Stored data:
________________
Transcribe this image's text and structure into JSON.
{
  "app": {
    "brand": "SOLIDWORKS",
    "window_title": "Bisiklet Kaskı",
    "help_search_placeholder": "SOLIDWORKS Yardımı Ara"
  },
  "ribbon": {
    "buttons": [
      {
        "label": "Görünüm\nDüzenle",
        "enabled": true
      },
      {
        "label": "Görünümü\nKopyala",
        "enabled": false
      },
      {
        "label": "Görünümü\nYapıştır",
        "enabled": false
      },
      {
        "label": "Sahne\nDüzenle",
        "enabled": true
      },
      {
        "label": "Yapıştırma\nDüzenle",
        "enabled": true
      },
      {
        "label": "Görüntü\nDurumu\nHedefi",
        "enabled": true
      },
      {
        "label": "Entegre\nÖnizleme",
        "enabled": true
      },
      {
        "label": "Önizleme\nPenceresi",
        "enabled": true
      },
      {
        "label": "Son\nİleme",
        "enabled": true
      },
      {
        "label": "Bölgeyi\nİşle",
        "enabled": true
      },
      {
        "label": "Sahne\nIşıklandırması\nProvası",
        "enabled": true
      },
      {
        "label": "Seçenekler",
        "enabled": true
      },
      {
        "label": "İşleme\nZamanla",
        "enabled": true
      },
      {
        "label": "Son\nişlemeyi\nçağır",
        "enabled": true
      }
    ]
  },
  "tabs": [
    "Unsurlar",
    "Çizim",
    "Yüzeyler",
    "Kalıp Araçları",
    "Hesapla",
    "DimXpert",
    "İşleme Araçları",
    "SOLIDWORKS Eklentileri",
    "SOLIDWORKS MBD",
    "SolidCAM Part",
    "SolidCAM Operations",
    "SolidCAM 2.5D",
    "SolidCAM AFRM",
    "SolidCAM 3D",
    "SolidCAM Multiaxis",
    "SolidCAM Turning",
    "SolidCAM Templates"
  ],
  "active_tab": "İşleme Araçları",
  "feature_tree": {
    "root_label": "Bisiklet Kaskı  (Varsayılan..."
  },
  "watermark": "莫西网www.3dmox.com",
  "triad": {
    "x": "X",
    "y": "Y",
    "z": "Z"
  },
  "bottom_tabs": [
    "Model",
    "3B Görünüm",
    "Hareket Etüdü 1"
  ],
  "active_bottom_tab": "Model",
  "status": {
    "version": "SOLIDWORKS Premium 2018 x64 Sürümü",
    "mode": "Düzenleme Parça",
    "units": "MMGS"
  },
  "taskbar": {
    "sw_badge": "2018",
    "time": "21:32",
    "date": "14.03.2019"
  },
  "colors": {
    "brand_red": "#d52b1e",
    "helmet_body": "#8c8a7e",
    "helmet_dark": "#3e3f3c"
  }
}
________________
» **WORK REQUIRED**: Output the listing above exactly as it appears.

» **TASK RESULT**:
Transcribe this image's text and structure into JSON.
{
  "app": {
    "brand": "SOLIDWORKS",
    "window_title": "Bisiklet Kaskı",
    "help_search_placeholder": "SOLIDWORKS Yardımı Ara"
  },
  "ribbon": {
    "buttons": [
      {
        "label": "Görünüm\nDüzenle",
        "enabled": true
      },
      {
        "label": "Görünümü\nKopyala",
        "enabled": false
      },
      {
        "label": "Görünümü\nYapıştır",
        "enabled": false
      },
      {
        "label": "Sahne\nDüzenle",
        "enabled": true
      },
      {
        "label": "Yapıştırma\nDüzenle",
        "enabled": true
      },
      {
        "label": "Görüntü\nDurumu\nHedefi",
        "enabled": true
      },
      {
        "label": "Entegre\nÖnizleme",
        "enabled": true
      },
      {
        "label": "Önizleme\nPenceresi",
        "enabled": true
      },
      {
        "label": "Son\nİleme",
        "enabled": true
      },
      {
        "label": "Bölgeyi\nİşle",
        "enabled": true
      },
      {
        "label": "Sahne\nIşıklandırması\nProvası",
        "enabled": true
      },
      {
        "label": "Seçenekler",
        "enabled": true
      },
      {
        "label": "İşleme\nZamanla",
        "enabled": true
      },
      {
        "label": "Son\nişlemeyi\nçağır",
        "enabled": true
      }
    ]
  },
  "tabs": [
    "Unsurlar",
    "Çizim",
    "Yüzeyler",
    "Kalıp Araçları",
    "Hesapla",
    "DimXpert",
    "İşleme Araçları",
    "SOLIDWORKS Eklentileri",
    "SOLIDWORKS MBD",
    "SolidCAM Part",
    "SolidCAM Operations",
    "SolidCAM 2.5D",
    "SolidCAM AFRM",
    "SolidCAM 3D",
    "SolidCAM Multiaxis",
    "SolidCAM Turning",
    "SolidCAM Templates"
  ],
  "active_tab": "İşleme Araçları",
  "feature_tree": {
    "root_label": "Bisiklet Kaskı  (Varsayılan..."
  },
  "watermark": "莫西网www.3dmox.com",
  "triad": {
    "x": "X",
    "y": "Y",
    "z": "Z"
  },
  "bottom_tabs": [
    "Model",
    "3B Görünüm",
    "Hareket Etüdü 1"
  ],
  "active_bottom_tab": "Model",
  "status": {
    "version": "SOLIDWORKS Premium 2018 x64 Sürümü",
    "mode": "Düzenleme Parça",
    "units": "MMGS"
  },
  "taskbar": {
    "sw_badge": "2018",
    "time": "21:32",
    "date": "14.03.2019"
  },
  "colors": {
    "brand_red": "#d52b1e",
    "helmet_body": "#8c8a7e",
    "helmet_dark": "#3e3f3c"
  }
}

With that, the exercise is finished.